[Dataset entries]

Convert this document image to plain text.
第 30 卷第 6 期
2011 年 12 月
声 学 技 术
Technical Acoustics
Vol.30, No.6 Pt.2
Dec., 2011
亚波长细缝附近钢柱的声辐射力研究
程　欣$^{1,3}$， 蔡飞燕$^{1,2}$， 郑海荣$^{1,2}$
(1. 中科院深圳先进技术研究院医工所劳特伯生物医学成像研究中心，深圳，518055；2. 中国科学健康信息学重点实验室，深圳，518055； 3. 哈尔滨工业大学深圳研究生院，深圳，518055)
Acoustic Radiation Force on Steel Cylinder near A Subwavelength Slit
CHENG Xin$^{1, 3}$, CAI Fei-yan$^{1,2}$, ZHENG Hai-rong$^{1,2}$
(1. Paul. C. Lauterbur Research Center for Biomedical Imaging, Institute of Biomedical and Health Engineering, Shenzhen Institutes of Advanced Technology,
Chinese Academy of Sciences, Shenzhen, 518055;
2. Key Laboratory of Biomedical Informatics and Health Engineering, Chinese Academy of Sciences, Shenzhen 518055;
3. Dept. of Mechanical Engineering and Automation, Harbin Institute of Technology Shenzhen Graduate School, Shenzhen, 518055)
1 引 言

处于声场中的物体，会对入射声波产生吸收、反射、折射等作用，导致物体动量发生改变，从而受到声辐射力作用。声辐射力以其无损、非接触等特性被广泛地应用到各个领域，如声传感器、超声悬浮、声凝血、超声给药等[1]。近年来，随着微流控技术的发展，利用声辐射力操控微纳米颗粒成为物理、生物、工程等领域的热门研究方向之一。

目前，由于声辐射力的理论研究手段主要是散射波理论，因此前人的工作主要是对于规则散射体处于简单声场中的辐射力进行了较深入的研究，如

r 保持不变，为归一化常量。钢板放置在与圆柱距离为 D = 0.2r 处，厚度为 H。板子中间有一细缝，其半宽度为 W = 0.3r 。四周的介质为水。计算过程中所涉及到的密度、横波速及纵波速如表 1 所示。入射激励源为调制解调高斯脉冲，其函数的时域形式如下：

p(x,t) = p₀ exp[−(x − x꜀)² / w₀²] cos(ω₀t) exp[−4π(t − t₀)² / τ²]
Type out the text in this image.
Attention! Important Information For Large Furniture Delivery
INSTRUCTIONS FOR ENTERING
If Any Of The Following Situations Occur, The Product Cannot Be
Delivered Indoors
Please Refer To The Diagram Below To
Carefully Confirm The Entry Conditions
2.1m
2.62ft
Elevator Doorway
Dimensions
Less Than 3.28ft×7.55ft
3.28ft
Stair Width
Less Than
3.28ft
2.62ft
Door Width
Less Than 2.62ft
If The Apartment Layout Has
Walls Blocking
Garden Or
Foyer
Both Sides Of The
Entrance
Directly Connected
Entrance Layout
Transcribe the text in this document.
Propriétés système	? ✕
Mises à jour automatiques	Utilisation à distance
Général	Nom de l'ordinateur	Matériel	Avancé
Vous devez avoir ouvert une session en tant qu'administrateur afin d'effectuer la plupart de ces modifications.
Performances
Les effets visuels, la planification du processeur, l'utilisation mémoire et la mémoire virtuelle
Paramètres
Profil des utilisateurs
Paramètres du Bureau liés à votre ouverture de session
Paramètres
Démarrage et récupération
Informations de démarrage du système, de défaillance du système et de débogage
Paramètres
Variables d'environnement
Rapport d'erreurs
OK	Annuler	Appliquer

■ Task details ■
Write out the entries above once more, without altering anything.

■ Finished task ■
Convert this document image to plain text.
第 30 卷第 6 期
2011 年 12 月
声 学 技 术
Technical Acoustics
Vol.30, No.6 Pt.2
Dec., 2011
亚波长细缝附近钢柱的声辐射力研究
程　欣$^{1,3}$， 蔡飞燕$^{1,2}$， 郑海荣$^{1,2}$
(1. 中科院深圳先进技术研究院医工所劳特伯生物医学成像研究中心，深圳，518055；2. 中国科学健康信息学重点实验室，深圳，518055； 3. 哈尔滨工业大学深圳研究生院，深圳，518055)
Acoustic Radiation Force on Steel Cylinder near A Subwavelength Slit
CHENG Xin$^{1, 3}$, CAI Fei-yan$^{1,2}$, ZHENG Hai-rong$^{1,2}$
(1. Paul. C. Lauterbur Research Center for Biomedical Imaging, Institute of Biomedical and Health Engineering, Shenzhen Institutes of Advanced Technology,
Chinese Academy of Sciences, Shenzhen, 518055;
2. Key Laboratory of Biomedical Informatics and Health Engineering, Chinese Academy of Sciences, Shenzhen 518055;
3. Dept. of Mechanical Engineering and Automation, Harbin Institute of Technology Shenzhen Graduate School, Shenzhen, 518055)
1 引 言

处于声场中的物体，会对入射声波产生吸收、反射、折射等作用，导致物体动量发生改变，从而受到声辐射力作用。声辐射力以其无损、非接触等特性被广泛地应用到各个领域，如声传感器、超声悬浮、声凝血、超声给药等[1]。近年来，随着微流控技术的发展，利用声辐射力操控微纳米颗粒成为物理、生物、工程等领域的热门研究方向之一。

目前，由于声辐射力的理论研究手段主要是散射波理论，因此前人的工作主要是对于规则散射体处于简单声场中的辐射力进行了较深入的研究，如

r 保持不变，为归一化常量。钢板放置在与圆柱距离为 D = 0.2r 处，厚度为 H。板子中间有一细缝，其半宽度为 W = 0.3r 。四周的介质为水。计算过程中所涉及到的密度、横波速及纵波速如表 1 所示。入射激励源为调制解调高斯脉冲，其函数的时域形式如下：

p(x,t) = p₀ exp[−(x − x꜀)² / w₀²] cos(ω₀t) exp[−4π(t − t₀)² / τ²]
Type out the text in this image.
Attention! Important Information For Large Furniture Delivery
INSTRUCTIONS FOR ENTERING
If Any Of The Following Situations Occur, The Product Cannot Be
Delivered Indoors
Please Refer To The Diagram Below To
Carefully Confirm The Entry Conditions
2.1m
2.62ft
Elevator Doorway
Dimensions
Less Than 3.28ft×7.55ft
3.28ft
Stair Width
Less Than
3.28ft
2.62ft
Door Width
Less Than 2.62ft
If The Apartment Layout Has
Walls Blocking
Garden Or
Foyer
Both Sides Of The
Entrance
Directly Connected
Entrance Layout
Transcribe the text in this document.
Propriétés système	? ✕
Mises à jour automatiques	Utilisation à distance
Général	Nom de l'ordinateur	Matériel	Avancé
Vous devez avoir ouvert une session en tant qu'administrateur afin d'effectuer la plupart de ces modifications.
Performances
Les effets visuels, la planification du processeur, l'utilisation mémoire et la mémoire virtuelle
Paramètres
Profil des utilisateurs
Paramètres du Bureau liés à votre ouverture de session
Paramètres
Démarrage et récupération
Informations de démarrage du système, de défaillance du système et de débogage
Paramètres
Variables d'environnement
Rapport d'erreurs
OK	Annuler	Appliquer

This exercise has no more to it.